Report how many lines of these entries hold the string "不能使鸡蛋上浮"; reply with the number alone.
BEGIN Data to use
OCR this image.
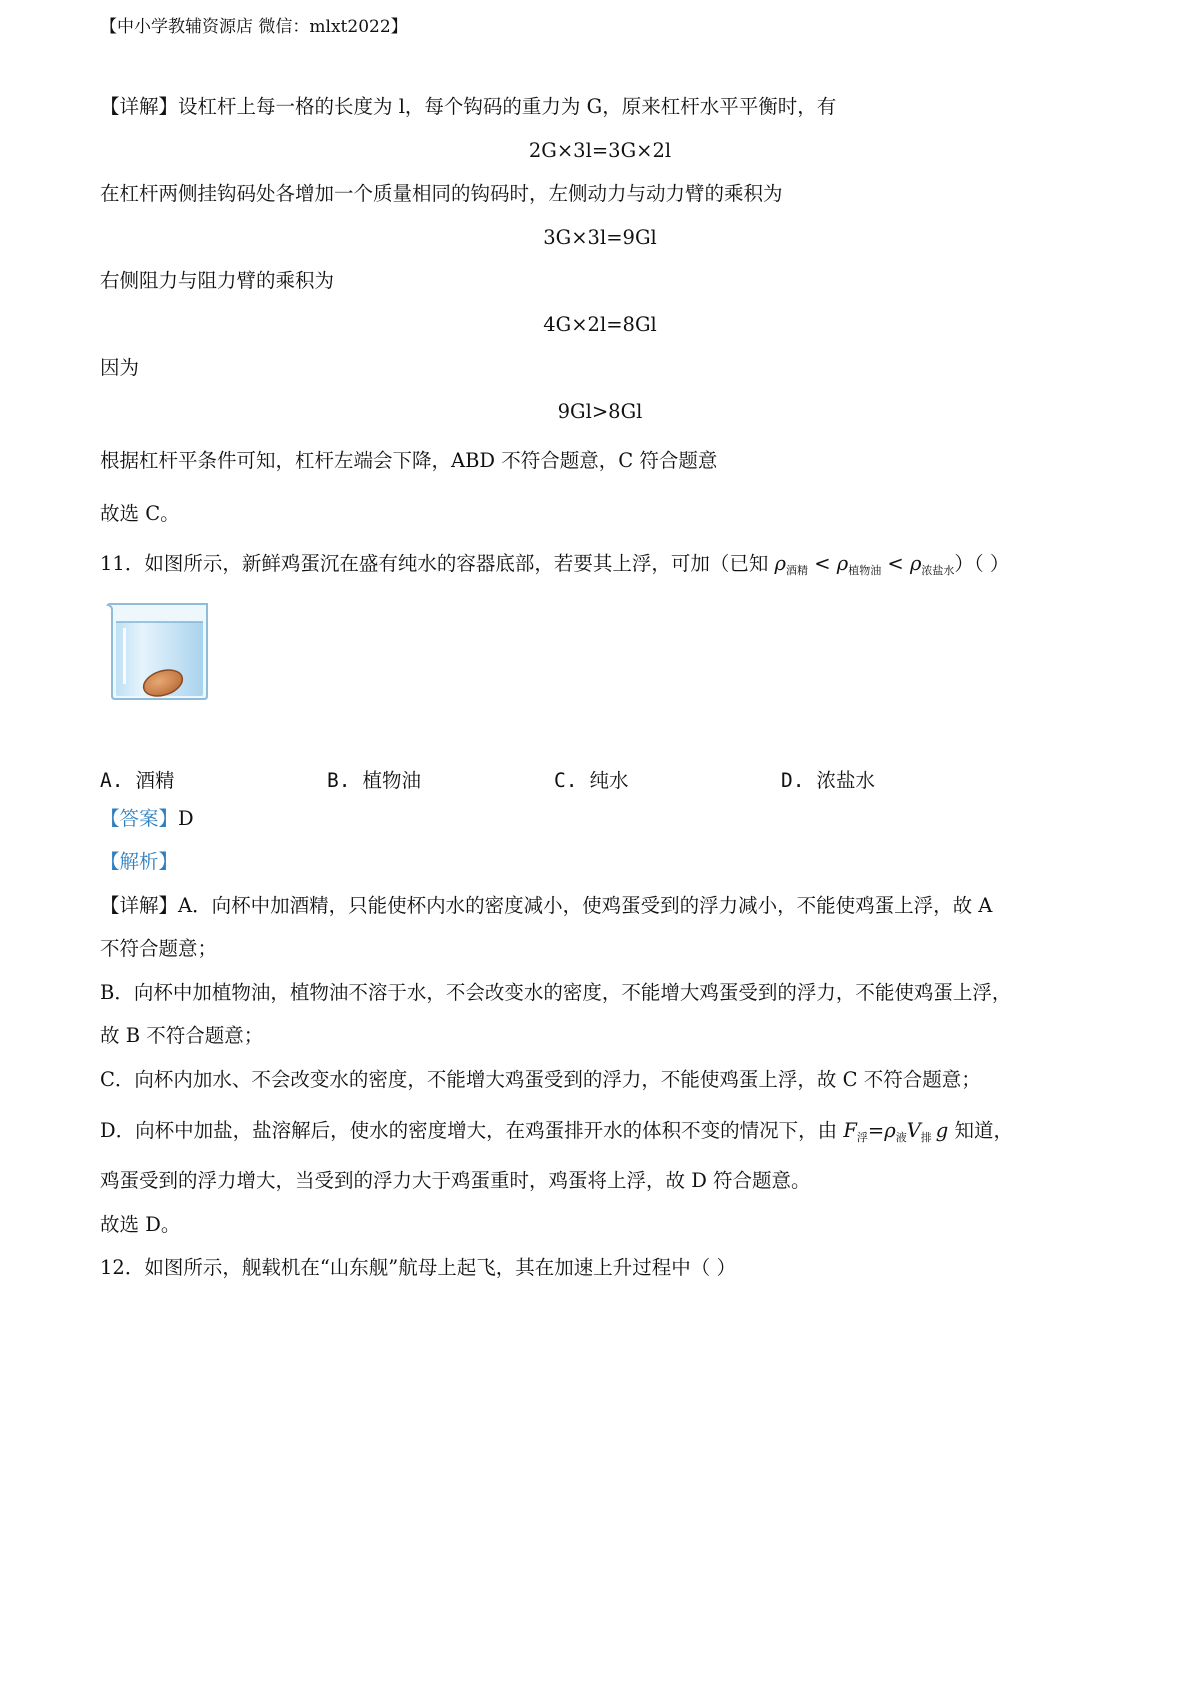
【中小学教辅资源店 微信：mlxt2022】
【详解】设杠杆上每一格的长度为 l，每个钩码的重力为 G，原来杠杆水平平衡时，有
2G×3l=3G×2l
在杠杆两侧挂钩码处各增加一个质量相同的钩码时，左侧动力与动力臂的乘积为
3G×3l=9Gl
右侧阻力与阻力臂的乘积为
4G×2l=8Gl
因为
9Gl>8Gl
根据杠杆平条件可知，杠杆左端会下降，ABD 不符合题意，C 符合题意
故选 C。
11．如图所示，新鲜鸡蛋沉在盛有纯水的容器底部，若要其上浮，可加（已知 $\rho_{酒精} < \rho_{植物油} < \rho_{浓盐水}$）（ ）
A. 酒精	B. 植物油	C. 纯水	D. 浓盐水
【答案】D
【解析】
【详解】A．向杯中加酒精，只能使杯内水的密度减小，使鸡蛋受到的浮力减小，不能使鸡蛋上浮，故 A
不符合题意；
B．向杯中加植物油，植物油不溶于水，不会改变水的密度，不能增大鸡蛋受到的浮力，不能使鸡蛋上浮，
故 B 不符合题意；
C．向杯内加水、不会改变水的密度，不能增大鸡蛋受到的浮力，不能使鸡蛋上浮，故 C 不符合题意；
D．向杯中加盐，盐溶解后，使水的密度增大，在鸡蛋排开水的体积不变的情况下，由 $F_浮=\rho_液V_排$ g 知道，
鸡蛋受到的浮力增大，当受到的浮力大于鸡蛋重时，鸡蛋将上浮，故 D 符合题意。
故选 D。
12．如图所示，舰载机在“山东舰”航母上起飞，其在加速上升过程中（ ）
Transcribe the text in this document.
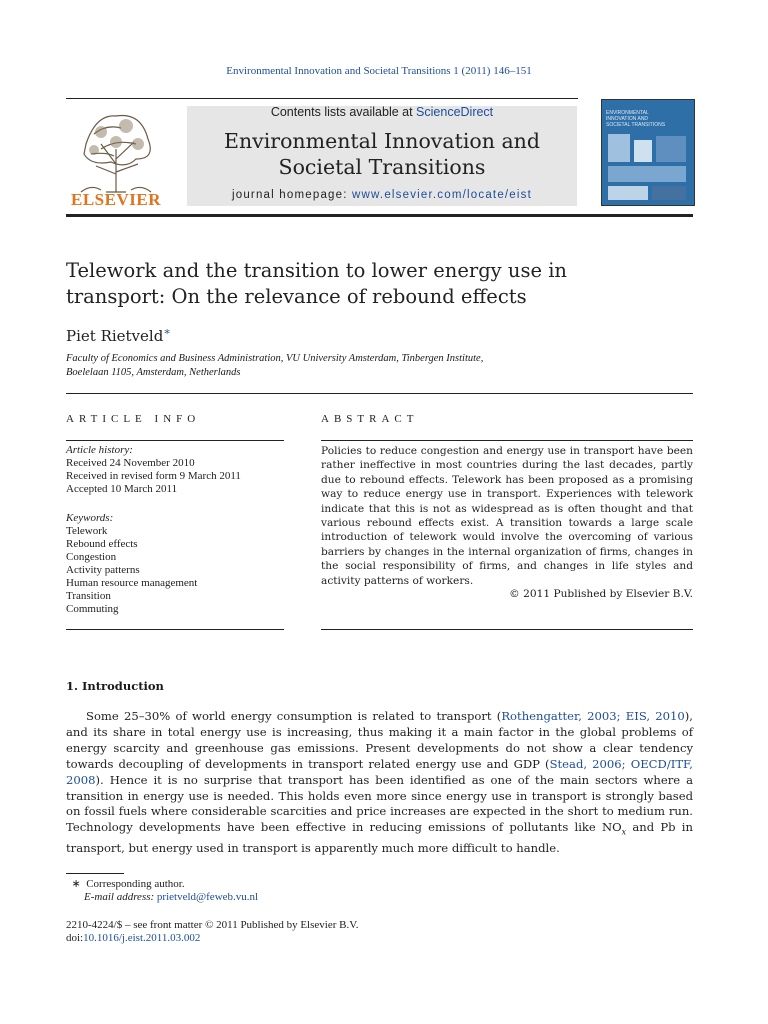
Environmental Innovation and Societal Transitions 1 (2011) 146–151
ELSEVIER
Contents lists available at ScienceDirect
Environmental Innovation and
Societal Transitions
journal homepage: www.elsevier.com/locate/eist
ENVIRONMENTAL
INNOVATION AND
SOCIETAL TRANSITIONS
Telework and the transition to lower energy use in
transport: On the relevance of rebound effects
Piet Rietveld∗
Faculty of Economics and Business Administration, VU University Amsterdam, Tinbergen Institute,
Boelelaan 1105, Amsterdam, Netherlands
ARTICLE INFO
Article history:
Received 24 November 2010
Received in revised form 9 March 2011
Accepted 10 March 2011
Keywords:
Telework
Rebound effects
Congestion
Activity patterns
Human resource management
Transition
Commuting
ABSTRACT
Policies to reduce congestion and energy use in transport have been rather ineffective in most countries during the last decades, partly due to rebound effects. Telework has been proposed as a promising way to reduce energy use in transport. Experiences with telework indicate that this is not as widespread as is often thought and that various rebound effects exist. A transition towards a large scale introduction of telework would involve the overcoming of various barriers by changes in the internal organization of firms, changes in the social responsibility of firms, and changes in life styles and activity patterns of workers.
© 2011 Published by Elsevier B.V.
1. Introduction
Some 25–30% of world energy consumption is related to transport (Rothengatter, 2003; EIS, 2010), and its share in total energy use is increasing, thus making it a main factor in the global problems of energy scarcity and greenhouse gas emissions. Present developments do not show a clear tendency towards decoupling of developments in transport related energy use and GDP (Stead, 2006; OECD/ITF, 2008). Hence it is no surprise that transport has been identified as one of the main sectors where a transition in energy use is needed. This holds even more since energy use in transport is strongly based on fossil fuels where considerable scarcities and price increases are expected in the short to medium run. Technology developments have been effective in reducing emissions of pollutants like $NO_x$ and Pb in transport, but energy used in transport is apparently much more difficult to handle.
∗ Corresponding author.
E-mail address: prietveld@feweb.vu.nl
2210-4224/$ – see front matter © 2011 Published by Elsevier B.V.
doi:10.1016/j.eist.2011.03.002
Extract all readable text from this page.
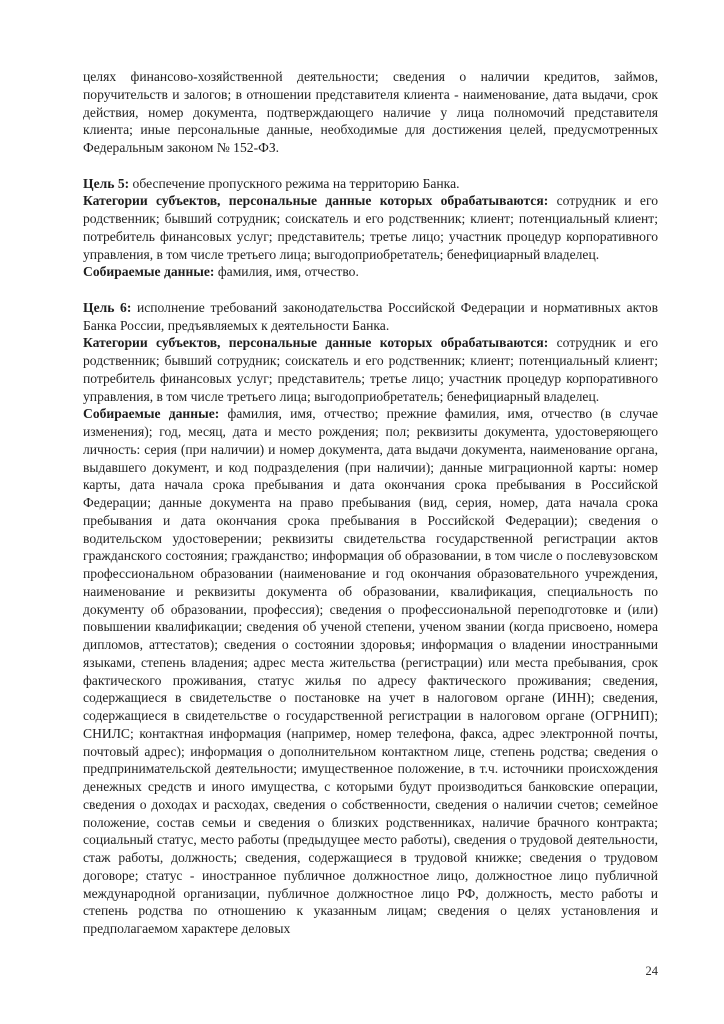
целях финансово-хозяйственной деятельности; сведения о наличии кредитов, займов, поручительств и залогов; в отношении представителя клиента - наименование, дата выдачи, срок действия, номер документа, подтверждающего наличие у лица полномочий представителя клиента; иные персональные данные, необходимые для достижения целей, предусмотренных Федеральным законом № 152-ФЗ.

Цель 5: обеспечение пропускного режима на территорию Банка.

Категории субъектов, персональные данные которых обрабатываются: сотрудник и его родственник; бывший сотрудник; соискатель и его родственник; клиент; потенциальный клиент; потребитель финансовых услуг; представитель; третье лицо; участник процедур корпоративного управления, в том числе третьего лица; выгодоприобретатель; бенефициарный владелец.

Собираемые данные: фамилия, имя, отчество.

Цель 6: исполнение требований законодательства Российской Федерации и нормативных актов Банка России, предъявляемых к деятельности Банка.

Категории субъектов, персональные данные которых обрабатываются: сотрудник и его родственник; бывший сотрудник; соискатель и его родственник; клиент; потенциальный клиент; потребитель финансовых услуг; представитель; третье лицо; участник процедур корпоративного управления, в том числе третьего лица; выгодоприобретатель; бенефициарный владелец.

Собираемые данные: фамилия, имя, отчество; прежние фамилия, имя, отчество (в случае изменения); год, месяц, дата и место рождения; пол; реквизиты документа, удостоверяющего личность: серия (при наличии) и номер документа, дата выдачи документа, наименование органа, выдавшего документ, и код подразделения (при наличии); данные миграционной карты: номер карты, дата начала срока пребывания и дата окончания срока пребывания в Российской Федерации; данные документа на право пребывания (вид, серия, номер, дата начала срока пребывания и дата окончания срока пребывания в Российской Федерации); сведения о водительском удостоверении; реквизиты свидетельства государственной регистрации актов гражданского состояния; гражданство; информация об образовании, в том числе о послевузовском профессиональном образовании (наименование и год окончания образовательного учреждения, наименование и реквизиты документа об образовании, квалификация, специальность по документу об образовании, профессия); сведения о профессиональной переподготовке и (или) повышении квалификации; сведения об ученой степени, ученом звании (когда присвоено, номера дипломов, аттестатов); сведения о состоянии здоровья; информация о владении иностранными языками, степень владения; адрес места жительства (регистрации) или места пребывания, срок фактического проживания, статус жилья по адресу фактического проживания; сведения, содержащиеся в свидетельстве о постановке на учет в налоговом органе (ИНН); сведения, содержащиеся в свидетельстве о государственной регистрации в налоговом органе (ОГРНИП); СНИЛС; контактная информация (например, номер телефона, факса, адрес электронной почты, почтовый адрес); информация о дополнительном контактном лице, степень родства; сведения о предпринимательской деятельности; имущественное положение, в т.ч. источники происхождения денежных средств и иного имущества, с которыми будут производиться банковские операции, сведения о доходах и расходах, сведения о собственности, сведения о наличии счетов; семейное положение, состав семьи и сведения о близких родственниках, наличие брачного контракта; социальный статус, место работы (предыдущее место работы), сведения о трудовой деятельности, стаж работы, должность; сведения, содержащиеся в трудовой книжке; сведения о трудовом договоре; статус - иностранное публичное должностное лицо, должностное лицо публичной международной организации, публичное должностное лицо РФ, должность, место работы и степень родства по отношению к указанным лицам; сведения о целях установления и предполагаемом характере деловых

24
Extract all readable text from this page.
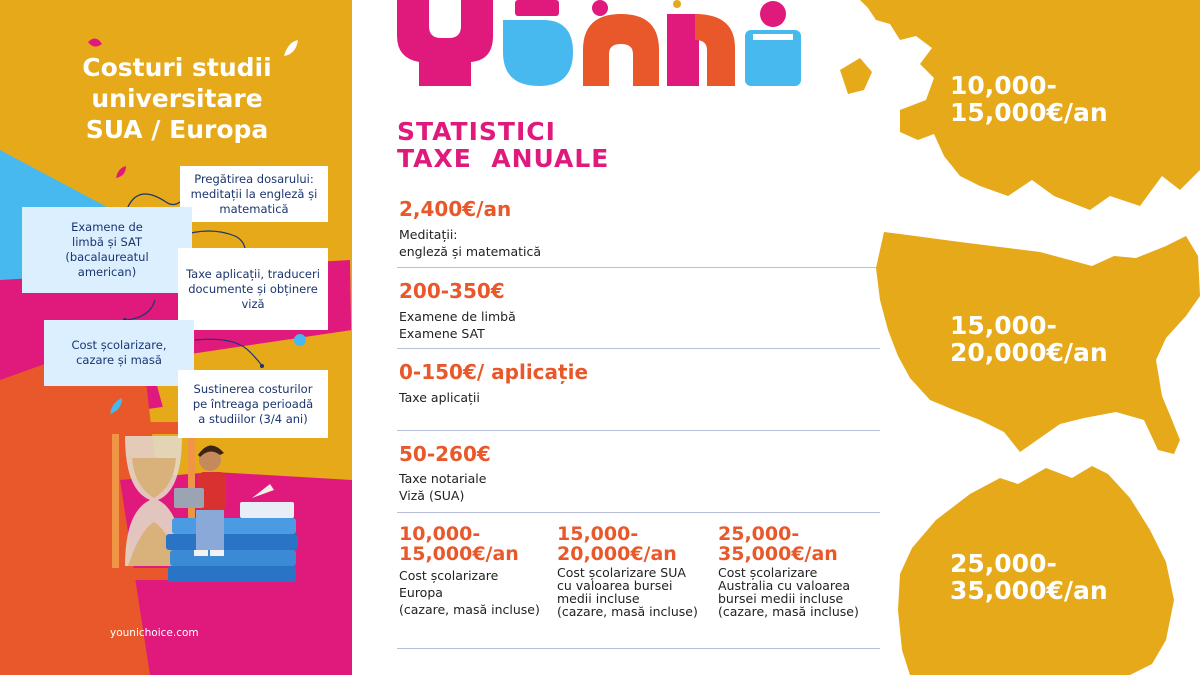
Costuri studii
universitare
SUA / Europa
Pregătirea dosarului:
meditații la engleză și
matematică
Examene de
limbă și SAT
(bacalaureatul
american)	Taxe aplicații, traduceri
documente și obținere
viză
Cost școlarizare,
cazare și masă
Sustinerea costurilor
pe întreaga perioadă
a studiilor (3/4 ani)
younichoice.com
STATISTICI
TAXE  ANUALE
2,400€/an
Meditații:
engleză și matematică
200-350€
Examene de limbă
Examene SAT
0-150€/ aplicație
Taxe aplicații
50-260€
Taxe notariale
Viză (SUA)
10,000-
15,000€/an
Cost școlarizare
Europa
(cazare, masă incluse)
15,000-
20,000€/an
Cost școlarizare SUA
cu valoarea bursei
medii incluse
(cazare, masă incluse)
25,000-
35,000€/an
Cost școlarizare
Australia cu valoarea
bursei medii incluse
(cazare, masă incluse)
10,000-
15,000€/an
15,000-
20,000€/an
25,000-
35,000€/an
END Data to use
## Answer
3